> _JOB_:
Answer with one number: the count of lines in this material that hold the word "WIND".

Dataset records
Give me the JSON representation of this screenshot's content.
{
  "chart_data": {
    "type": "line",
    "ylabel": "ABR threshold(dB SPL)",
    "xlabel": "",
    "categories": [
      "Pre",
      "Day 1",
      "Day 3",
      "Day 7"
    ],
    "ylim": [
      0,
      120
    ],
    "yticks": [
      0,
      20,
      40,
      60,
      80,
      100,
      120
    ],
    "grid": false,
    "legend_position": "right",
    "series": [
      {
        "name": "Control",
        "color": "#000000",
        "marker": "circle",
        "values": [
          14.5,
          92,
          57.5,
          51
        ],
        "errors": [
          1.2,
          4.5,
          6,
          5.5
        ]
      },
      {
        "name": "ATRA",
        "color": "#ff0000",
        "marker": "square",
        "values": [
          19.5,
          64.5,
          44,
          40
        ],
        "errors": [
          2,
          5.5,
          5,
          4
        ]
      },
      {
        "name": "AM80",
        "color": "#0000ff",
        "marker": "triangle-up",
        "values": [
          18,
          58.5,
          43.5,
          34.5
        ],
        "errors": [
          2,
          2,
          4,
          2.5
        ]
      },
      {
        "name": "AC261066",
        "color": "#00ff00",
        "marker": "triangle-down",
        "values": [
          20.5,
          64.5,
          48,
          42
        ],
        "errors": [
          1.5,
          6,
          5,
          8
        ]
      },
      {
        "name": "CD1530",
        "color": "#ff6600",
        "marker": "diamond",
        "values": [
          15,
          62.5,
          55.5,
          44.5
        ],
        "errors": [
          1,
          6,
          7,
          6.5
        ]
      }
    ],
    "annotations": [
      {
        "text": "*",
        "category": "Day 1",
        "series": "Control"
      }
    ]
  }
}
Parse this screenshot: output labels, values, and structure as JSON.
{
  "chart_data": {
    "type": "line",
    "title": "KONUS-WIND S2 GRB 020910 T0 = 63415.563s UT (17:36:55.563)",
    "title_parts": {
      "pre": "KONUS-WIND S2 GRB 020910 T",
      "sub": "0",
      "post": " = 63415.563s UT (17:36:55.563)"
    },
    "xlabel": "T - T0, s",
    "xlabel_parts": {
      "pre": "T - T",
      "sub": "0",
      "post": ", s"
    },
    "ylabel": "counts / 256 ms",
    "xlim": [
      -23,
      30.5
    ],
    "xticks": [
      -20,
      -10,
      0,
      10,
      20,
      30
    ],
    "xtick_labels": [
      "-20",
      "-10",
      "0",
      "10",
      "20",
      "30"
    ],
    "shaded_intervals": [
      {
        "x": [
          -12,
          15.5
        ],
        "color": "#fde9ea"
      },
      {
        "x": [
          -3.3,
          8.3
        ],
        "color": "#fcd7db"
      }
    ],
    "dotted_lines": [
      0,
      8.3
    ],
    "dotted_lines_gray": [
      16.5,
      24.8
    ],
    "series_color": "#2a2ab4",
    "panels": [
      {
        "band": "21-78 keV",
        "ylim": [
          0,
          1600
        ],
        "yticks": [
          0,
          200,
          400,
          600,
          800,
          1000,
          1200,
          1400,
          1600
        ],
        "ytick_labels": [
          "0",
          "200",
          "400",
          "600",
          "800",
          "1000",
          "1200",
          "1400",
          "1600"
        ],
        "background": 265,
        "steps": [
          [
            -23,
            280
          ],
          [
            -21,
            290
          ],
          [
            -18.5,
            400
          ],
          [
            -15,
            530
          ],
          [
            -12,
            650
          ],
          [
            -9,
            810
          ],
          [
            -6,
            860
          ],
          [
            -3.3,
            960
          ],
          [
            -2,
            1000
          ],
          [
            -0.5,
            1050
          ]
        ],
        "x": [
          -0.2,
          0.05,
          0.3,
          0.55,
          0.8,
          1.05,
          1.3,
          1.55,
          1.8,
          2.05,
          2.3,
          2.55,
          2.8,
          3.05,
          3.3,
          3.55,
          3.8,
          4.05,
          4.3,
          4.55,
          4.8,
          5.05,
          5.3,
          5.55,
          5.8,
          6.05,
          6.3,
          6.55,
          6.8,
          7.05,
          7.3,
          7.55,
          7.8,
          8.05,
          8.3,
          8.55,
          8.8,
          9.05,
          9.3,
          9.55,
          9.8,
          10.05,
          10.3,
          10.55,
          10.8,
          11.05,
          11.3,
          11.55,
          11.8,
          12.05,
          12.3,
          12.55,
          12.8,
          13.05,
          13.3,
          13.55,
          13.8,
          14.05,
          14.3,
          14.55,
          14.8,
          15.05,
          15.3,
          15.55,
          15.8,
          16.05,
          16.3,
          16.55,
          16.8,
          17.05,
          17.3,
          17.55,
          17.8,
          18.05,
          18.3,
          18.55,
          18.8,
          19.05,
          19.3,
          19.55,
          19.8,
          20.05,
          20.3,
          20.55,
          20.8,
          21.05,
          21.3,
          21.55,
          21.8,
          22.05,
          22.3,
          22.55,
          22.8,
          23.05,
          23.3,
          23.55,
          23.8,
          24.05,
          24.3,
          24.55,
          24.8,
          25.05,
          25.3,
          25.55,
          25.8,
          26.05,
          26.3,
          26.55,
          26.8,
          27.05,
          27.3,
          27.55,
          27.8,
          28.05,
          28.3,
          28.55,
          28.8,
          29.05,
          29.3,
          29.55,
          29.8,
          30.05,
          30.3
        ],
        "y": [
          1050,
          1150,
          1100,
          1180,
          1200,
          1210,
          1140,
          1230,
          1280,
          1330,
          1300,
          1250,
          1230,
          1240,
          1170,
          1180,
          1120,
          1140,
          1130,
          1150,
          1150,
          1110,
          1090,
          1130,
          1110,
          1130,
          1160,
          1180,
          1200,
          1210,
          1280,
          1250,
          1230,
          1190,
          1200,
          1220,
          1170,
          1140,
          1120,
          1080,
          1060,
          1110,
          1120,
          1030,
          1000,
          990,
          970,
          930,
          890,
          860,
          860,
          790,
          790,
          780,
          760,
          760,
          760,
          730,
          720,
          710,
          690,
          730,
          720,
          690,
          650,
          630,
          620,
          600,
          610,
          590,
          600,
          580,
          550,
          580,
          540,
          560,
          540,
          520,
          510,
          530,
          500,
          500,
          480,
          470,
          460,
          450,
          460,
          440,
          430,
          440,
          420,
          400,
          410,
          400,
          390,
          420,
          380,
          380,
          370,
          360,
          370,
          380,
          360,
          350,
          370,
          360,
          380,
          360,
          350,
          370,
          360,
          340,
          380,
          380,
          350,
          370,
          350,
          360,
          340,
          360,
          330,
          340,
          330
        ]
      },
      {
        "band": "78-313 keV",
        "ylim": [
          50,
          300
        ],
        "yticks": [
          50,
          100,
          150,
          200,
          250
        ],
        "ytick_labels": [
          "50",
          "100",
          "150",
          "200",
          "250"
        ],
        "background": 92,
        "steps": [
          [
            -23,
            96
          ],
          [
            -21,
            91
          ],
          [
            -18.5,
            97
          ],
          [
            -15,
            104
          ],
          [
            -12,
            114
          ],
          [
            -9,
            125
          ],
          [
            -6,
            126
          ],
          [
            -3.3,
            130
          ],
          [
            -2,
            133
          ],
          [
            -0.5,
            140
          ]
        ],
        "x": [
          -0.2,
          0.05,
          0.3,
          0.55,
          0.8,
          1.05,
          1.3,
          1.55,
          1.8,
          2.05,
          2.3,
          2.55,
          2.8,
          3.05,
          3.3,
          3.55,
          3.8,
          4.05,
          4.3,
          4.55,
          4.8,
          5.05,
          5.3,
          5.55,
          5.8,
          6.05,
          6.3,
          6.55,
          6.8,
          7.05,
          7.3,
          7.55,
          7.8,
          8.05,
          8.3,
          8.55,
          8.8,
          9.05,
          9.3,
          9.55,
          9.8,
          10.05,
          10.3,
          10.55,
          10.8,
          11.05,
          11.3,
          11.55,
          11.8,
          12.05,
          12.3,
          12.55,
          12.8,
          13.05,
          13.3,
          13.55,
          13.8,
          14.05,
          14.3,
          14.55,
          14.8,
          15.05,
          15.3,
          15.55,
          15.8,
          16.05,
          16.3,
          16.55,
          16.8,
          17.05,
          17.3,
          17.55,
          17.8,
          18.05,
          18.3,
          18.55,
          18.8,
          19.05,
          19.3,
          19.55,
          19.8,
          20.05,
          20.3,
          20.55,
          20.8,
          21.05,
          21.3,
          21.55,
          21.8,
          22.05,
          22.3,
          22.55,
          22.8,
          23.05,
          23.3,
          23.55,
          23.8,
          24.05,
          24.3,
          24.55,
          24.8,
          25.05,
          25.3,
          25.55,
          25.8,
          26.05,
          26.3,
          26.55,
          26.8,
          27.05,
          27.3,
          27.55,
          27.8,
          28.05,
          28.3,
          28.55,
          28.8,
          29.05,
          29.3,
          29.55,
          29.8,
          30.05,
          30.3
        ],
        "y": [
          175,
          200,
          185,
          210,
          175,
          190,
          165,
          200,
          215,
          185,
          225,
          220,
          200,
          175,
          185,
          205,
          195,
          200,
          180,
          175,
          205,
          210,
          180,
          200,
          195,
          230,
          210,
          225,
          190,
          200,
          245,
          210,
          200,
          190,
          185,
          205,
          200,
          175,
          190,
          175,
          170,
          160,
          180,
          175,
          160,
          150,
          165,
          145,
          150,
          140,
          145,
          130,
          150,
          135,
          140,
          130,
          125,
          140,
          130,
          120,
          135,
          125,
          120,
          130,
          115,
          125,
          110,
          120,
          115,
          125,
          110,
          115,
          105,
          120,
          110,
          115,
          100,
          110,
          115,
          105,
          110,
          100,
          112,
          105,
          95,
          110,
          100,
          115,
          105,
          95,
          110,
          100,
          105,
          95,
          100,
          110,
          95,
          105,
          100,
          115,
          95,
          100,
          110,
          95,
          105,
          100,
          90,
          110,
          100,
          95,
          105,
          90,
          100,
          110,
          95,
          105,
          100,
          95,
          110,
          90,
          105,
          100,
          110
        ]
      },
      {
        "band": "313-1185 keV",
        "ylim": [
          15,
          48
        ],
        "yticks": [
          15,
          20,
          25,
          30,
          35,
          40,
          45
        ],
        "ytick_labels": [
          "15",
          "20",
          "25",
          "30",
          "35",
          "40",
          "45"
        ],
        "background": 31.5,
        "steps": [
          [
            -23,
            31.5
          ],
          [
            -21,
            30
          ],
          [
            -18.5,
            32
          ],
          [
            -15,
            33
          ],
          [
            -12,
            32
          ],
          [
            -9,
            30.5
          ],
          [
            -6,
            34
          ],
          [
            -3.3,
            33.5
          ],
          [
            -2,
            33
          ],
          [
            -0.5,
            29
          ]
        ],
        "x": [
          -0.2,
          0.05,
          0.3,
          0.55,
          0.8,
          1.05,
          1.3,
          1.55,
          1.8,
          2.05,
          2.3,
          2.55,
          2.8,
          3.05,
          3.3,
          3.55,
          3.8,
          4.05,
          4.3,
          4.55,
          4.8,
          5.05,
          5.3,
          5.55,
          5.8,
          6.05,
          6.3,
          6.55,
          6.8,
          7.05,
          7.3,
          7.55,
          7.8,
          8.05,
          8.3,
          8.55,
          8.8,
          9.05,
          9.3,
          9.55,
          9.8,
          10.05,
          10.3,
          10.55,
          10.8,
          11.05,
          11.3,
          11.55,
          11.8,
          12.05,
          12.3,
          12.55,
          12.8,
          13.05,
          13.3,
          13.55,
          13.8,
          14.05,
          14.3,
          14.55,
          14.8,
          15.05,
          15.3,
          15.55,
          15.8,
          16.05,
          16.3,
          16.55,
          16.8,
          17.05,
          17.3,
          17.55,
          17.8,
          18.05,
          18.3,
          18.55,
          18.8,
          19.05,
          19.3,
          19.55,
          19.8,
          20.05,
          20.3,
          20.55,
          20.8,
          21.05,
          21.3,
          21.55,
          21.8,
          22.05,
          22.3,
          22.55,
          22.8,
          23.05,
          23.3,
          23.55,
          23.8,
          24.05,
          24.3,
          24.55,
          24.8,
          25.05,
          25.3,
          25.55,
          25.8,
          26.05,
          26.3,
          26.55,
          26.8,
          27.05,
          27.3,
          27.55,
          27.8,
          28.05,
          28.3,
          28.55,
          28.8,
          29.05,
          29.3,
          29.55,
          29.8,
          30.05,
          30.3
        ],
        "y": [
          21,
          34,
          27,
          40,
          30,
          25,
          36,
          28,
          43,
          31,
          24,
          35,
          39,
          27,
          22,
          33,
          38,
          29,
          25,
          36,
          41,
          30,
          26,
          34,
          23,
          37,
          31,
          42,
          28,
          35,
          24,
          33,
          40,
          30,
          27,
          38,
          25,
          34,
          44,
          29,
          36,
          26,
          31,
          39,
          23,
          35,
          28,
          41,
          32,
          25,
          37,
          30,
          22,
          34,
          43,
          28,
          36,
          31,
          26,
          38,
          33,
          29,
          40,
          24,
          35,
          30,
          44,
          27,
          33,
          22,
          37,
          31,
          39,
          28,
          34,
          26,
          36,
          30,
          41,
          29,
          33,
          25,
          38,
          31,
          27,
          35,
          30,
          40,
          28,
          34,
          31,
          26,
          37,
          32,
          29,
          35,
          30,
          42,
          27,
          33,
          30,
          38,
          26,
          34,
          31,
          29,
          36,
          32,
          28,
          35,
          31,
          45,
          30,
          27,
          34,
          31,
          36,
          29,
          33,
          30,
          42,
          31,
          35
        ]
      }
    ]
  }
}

> _THE REPLY_:
2